— EXTRACTED INFORMATION —
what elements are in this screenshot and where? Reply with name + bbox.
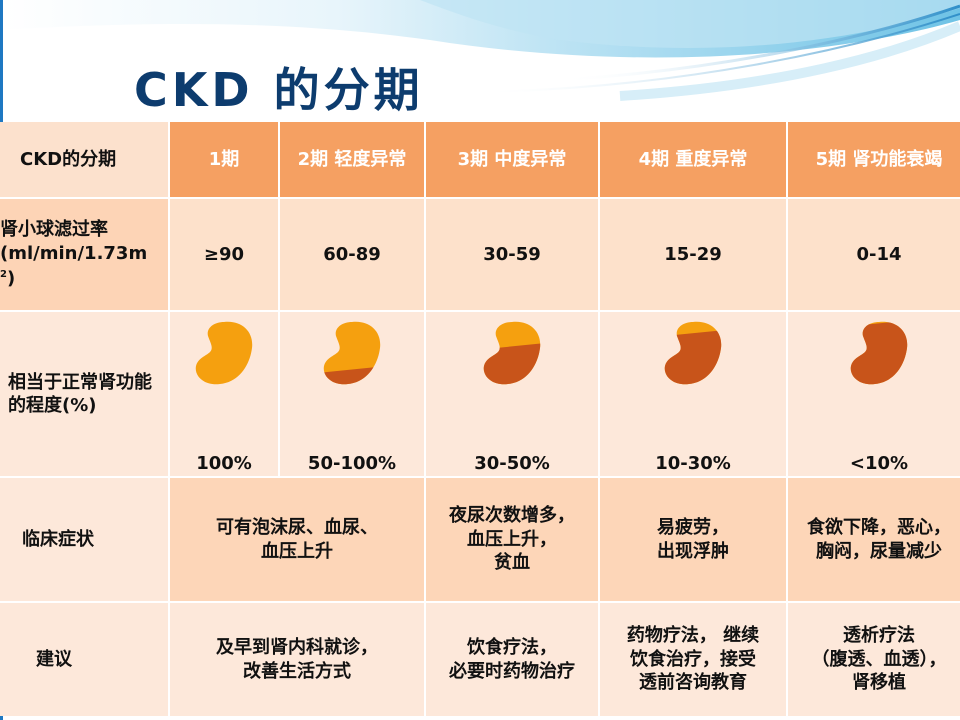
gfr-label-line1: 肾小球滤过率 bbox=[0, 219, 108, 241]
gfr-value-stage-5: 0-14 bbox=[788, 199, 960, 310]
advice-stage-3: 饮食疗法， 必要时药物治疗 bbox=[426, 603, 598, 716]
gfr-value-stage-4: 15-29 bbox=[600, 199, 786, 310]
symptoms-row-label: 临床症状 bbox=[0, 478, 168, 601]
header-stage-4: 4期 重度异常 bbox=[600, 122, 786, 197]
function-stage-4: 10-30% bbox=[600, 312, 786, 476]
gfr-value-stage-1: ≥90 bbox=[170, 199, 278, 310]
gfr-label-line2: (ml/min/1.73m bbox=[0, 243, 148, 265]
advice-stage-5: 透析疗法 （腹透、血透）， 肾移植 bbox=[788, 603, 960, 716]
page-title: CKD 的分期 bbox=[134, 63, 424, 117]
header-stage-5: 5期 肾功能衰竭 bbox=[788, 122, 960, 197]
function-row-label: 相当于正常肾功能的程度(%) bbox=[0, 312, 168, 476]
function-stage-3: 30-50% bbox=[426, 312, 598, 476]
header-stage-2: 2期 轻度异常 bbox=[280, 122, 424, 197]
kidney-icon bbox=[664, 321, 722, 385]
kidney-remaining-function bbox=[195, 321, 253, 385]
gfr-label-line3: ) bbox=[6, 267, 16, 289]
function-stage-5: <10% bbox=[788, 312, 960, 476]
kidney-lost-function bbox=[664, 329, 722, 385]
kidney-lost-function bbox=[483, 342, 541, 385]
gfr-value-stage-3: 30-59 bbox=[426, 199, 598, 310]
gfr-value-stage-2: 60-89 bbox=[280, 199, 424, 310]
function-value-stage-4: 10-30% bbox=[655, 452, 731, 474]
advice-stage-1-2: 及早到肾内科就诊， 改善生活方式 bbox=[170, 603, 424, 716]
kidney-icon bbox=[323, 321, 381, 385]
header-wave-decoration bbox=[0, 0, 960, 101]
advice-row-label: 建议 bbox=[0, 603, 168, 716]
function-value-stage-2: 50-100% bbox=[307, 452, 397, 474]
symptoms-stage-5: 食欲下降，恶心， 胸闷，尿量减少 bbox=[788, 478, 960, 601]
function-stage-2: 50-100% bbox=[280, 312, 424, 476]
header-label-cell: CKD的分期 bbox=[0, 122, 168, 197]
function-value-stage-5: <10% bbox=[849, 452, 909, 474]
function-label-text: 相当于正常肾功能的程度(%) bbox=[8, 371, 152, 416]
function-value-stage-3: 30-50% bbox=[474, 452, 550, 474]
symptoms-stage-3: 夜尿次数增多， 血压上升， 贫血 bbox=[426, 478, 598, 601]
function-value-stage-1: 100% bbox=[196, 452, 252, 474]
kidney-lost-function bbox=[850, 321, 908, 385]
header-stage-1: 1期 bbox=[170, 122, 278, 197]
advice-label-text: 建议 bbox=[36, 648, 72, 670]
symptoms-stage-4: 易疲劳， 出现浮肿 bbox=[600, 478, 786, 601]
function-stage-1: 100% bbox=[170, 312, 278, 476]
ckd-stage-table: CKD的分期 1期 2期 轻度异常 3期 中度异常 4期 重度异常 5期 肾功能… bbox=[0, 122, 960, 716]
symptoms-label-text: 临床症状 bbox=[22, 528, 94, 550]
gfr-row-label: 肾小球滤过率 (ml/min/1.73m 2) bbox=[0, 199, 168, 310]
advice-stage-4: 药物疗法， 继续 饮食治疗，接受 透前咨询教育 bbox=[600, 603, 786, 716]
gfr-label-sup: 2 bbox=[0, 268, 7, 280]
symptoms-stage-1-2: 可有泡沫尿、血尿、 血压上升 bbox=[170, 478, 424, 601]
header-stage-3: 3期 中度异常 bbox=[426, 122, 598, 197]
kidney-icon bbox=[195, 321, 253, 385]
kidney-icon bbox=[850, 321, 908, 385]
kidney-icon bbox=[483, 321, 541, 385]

---

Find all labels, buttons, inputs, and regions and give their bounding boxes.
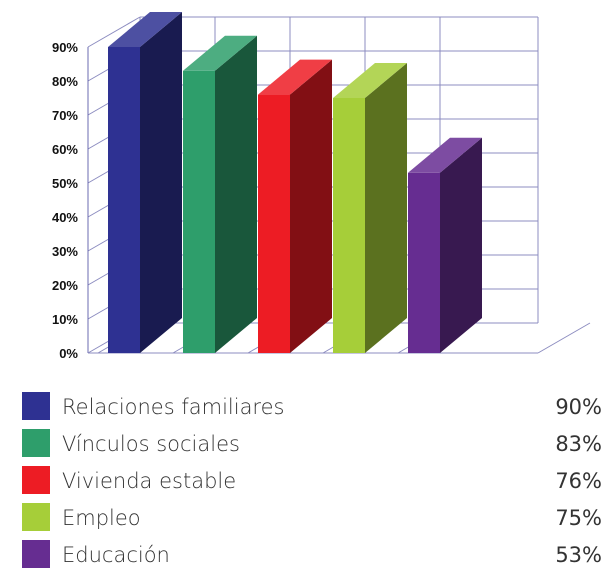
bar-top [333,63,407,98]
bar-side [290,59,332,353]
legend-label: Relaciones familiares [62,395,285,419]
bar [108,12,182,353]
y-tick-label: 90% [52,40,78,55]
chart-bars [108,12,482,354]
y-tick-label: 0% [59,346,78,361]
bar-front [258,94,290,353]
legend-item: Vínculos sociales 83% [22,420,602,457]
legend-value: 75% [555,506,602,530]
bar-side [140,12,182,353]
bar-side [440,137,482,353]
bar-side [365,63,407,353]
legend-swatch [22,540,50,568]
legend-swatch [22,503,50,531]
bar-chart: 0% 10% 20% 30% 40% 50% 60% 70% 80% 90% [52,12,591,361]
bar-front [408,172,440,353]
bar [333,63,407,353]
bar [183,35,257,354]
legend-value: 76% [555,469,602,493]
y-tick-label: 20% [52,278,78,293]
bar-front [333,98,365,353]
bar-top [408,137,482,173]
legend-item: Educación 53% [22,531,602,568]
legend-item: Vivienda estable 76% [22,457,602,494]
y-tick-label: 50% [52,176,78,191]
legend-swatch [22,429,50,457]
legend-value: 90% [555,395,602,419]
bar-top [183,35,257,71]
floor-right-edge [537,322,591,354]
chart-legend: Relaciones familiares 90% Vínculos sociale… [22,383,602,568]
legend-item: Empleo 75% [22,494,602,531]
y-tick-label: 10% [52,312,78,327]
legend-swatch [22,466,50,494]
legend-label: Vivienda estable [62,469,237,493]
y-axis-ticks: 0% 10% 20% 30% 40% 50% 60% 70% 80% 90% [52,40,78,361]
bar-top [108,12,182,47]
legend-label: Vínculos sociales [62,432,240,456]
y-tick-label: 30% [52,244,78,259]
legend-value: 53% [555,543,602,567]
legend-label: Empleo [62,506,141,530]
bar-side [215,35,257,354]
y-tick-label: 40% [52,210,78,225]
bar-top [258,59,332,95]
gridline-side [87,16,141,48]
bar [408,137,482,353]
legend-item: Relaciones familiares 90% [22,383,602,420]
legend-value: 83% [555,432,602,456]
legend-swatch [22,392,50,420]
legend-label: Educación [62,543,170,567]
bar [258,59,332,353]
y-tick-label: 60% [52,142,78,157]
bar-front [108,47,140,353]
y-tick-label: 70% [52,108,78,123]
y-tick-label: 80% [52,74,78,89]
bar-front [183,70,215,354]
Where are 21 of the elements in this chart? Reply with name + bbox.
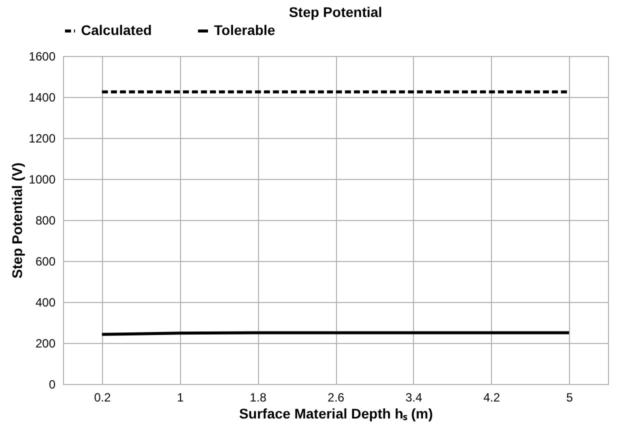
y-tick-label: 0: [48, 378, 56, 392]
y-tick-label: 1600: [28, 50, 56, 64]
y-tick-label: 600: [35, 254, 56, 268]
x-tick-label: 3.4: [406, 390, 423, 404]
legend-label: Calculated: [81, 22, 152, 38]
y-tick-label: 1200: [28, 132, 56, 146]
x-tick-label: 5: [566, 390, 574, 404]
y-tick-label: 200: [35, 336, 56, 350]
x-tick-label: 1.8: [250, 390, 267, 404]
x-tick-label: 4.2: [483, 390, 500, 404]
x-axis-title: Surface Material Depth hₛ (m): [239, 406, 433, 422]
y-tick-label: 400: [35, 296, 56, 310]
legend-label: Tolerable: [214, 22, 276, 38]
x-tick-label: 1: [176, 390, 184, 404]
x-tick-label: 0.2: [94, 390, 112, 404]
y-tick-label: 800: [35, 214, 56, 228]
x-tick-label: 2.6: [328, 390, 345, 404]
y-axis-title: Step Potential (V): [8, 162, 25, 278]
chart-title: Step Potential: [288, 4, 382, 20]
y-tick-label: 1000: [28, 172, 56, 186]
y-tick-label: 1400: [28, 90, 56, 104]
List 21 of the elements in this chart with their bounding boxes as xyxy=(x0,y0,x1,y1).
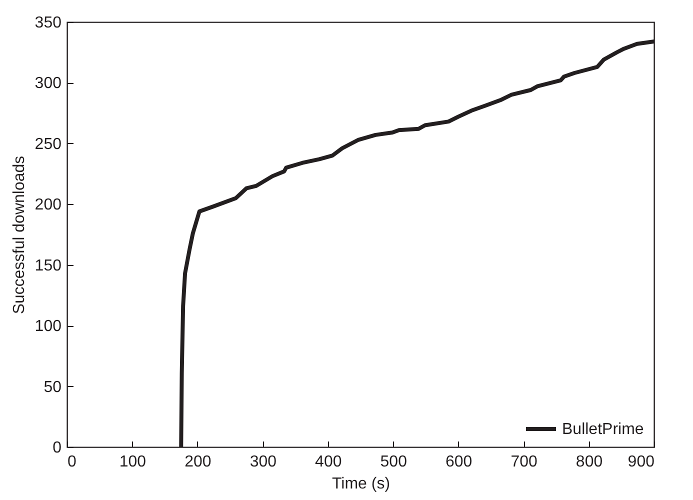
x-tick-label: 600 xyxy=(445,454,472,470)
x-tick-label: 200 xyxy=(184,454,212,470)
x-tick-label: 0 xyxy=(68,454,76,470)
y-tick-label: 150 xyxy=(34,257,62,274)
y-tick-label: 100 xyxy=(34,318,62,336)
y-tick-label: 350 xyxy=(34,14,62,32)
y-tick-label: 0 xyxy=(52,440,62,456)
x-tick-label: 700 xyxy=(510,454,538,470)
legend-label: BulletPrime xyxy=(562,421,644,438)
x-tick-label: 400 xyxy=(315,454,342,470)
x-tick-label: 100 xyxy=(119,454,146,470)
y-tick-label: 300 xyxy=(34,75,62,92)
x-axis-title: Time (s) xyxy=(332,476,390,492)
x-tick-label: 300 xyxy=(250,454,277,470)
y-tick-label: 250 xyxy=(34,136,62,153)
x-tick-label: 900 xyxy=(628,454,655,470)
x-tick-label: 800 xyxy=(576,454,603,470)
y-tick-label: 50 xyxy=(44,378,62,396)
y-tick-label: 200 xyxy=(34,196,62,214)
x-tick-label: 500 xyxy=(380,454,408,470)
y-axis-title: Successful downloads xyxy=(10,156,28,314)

==

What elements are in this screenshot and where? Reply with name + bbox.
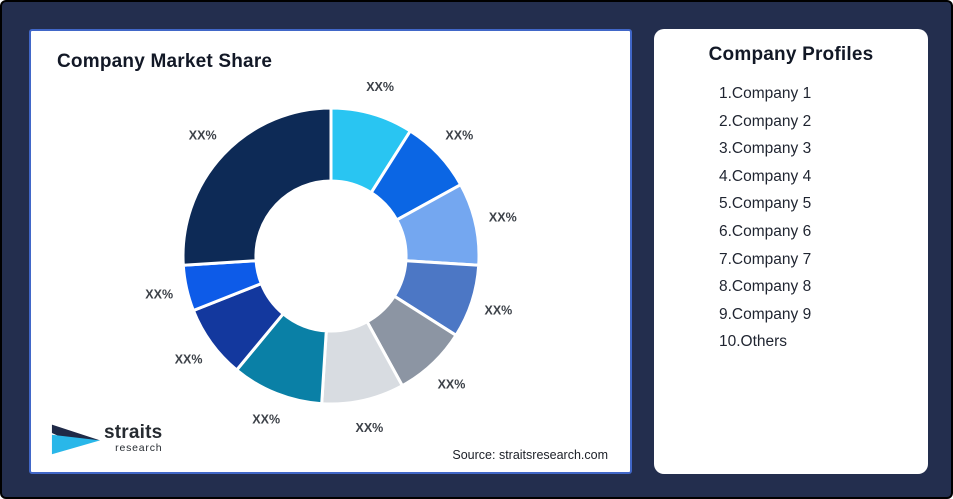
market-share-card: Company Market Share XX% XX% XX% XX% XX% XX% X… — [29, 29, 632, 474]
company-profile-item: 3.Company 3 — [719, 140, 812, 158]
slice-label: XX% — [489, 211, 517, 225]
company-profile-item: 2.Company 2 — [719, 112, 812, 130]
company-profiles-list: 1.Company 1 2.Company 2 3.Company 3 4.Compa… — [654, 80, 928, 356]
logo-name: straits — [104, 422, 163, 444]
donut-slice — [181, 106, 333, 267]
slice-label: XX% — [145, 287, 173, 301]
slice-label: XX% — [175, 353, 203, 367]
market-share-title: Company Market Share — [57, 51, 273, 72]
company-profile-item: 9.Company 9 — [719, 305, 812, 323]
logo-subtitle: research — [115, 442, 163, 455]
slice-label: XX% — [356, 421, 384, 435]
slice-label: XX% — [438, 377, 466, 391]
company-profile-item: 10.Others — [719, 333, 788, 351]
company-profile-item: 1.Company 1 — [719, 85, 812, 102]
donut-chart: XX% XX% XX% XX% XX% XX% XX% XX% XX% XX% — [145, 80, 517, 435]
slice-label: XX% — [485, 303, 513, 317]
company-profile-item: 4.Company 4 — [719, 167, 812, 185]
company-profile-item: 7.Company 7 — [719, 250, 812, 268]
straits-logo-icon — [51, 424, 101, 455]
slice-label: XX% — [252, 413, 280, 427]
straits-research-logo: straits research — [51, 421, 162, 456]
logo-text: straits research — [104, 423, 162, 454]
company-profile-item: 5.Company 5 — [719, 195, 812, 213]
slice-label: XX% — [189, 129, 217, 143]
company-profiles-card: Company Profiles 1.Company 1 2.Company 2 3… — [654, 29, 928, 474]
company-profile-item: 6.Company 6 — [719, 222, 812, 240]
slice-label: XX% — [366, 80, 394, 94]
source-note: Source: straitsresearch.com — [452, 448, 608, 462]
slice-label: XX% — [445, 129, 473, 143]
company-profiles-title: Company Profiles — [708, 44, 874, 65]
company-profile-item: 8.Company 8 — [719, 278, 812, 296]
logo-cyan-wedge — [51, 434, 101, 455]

— TASK DETAILS —
Copy, without any changes, the part of the first block of records that opens with the line containing "gfr-label-line1: 肾小球滤过率 bbox=[0, 219, 108, 241]" and closes with the line containing "page-title: CKD 的分期 bbox=[134, 63, 424, 117]", including both of those lines.

— ANSWER FOR THE TASK —
gfr-label-line1: 肾小球滤过率 bbox=[0, 219, 108, 241]
gfr-value-stage-5: 0-14 bbox=[788, 199, 960, 310]
advice-stage-3: 饮食疗法， 必要时药物治疗 bbox=[426, 603, 598, 716]
gfr-value-stage-4: 15-29 bbox=[600, 199, 786, 310]
symptoms-row-label: 临床症状 bbox=[0, 478, 168, 601]
header-stage-4: 4期 重度异常 bbox=[600, 122, 786, 197]
function-stage-4: 10-30% bbox=[600, 312, 786, 476]
gfr-value-stage-1: ≥90 bbox=[170, 199, 278, 310]
gfr-label-line2: (ml/min/1.73m bbox=[0, 243, 148, 265]
advice-stage-5: 透析疗法 （腹透、血透）， 肾移植 bbox=[788, 603, 960, 716]
page-title: CKD 的分期 bbox=[134, 63, 424, 117]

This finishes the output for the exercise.